TASK REQUIREMENTS:
What is the count of lines in the records that include "this"? Reply with that number alone.

┄┄┄┄┄┄┄┄┄┄┄┄┄┄┄┄┄┄┄┄

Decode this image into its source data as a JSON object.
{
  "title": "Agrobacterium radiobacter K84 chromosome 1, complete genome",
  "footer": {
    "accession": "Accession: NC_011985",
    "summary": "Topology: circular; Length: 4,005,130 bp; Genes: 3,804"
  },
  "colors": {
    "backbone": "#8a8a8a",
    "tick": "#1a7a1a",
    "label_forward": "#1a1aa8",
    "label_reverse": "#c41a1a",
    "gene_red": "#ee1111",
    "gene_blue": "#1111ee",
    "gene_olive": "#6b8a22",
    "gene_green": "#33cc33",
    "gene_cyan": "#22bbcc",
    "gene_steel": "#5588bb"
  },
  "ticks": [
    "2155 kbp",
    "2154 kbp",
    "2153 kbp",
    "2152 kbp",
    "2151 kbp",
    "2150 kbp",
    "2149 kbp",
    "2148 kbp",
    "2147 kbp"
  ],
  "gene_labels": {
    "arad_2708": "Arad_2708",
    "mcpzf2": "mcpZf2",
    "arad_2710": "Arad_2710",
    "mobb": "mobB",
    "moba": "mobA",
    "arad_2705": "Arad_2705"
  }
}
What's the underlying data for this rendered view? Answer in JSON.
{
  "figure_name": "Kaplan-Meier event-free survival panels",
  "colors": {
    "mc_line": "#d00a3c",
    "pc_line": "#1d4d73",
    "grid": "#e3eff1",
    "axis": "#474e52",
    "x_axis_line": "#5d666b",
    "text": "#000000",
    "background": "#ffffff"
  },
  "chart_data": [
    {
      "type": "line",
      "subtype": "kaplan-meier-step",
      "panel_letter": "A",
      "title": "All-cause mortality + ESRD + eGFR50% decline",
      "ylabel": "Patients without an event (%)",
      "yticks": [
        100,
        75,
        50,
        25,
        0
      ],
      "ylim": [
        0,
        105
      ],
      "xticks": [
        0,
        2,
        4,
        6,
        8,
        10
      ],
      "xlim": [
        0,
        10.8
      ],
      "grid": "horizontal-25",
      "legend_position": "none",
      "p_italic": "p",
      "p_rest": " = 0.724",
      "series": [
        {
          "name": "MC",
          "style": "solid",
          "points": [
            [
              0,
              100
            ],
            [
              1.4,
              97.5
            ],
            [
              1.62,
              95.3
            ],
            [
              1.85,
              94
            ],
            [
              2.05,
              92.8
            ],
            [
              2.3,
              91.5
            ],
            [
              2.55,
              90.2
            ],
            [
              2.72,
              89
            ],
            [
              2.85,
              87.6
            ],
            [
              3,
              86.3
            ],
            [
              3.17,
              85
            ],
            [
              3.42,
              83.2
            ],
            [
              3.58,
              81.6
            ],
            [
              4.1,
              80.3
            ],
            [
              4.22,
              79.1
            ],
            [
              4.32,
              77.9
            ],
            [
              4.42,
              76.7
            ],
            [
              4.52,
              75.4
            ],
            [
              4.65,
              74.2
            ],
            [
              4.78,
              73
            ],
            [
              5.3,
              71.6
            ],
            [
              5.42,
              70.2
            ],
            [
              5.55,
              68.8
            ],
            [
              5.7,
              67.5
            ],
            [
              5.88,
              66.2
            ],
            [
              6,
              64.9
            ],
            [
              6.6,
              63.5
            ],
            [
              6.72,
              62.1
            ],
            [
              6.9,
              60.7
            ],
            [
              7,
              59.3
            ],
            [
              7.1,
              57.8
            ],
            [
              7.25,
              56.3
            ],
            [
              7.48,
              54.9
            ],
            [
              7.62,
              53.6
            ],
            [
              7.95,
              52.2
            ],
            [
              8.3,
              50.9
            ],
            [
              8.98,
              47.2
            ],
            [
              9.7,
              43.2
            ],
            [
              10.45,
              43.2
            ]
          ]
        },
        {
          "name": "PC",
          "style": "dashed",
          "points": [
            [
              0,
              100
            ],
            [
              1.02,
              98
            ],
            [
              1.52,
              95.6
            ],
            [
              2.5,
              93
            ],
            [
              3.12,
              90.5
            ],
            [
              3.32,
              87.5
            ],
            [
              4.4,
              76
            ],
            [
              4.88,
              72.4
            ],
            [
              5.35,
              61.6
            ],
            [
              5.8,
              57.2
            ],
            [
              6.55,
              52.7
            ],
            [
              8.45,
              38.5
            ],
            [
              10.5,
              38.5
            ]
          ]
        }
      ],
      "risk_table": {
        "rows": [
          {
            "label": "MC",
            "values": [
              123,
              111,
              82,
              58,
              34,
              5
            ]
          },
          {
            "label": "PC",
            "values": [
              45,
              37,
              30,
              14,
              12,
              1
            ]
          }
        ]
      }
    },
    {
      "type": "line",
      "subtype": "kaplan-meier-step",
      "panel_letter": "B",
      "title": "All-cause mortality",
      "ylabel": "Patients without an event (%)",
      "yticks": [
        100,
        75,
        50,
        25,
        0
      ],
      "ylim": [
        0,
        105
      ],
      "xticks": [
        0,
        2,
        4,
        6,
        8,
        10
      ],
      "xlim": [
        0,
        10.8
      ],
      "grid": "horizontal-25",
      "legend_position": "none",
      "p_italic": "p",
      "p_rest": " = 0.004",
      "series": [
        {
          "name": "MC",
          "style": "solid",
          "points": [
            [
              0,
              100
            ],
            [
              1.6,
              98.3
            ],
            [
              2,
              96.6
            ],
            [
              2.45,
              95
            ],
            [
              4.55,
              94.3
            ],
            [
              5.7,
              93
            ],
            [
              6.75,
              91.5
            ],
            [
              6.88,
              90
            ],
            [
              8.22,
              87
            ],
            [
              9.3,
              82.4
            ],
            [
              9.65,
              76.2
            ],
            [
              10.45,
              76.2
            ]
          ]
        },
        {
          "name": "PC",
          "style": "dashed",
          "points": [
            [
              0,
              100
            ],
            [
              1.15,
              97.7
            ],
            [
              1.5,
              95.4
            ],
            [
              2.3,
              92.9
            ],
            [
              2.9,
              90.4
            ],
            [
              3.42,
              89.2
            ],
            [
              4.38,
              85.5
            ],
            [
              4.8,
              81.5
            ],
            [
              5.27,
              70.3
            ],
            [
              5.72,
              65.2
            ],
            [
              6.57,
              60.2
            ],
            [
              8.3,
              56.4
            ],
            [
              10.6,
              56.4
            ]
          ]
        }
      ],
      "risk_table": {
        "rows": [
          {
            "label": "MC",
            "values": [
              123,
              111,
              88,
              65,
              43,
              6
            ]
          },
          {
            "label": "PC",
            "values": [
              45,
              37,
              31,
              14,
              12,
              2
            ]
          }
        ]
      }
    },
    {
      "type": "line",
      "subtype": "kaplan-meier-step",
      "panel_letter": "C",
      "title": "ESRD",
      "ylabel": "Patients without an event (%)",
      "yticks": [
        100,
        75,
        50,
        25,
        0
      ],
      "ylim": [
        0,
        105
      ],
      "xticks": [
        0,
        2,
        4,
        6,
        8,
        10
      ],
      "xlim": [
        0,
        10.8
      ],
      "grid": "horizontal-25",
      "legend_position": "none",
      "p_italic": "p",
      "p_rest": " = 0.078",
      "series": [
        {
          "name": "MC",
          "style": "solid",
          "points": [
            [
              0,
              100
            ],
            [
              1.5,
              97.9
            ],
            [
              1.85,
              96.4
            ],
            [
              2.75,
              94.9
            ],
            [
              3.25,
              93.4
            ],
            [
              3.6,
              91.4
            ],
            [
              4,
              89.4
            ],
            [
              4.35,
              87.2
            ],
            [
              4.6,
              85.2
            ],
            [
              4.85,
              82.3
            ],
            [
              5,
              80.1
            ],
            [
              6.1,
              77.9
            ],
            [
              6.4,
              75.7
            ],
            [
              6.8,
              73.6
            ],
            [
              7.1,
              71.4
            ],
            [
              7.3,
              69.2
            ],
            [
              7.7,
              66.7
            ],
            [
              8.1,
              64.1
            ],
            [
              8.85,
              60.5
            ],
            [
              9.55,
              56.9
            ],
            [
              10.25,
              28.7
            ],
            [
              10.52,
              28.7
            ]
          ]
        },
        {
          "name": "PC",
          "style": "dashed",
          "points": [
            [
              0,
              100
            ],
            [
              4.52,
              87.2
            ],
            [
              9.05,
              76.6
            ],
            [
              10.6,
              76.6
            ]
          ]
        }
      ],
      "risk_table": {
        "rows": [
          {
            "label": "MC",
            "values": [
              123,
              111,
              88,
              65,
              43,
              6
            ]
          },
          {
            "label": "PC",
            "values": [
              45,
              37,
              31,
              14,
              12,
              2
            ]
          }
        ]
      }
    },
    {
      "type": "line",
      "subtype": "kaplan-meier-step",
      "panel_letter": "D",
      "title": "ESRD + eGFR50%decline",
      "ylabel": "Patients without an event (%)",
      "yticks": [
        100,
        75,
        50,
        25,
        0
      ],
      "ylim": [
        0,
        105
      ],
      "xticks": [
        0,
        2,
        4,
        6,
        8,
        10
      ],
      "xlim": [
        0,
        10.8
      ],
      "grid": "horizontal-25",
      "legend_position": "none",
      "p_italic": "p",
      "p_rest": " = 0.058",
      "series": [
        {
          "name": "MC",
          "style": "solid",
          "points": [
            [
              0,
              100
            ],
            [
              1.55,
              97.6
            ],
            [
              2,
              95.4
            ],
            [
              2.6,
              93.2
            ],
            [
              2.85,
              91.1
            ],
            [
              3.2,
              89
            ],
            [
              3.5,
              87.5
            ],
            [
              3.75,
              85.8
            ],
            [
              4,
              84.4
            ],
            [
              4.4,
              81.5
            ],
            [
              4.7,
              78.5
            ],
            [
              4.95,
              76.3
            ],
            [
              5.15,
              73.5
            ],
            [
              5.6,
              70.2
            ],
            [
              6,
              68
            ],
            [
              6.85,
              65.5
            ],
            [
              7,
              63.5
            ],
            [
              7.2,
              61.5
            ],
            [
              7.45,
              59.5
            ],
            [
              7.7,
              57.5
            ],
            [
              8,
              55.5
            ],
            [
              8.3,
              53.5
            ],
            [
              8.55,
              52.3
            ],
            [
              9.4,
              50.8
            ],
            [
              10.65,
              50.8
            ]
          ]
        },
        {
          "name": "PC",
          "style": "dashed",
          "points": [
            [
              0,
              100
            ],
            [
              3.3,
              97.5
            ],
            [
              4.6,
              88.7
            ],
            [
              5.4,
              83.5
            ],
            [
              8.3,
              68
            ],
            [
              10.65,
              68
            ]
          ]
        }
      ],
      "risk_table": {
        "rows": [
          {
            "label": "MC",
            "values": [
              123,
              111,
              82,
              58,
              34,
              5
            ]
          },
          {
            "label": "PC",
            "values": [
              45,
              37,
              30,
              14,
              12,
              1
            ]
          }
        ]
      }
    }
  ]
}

┄┄┄┄┄┄┄┄┄┄┄┄┄┄┄┄┄┄┄┄

EXERCISE RESULT:
2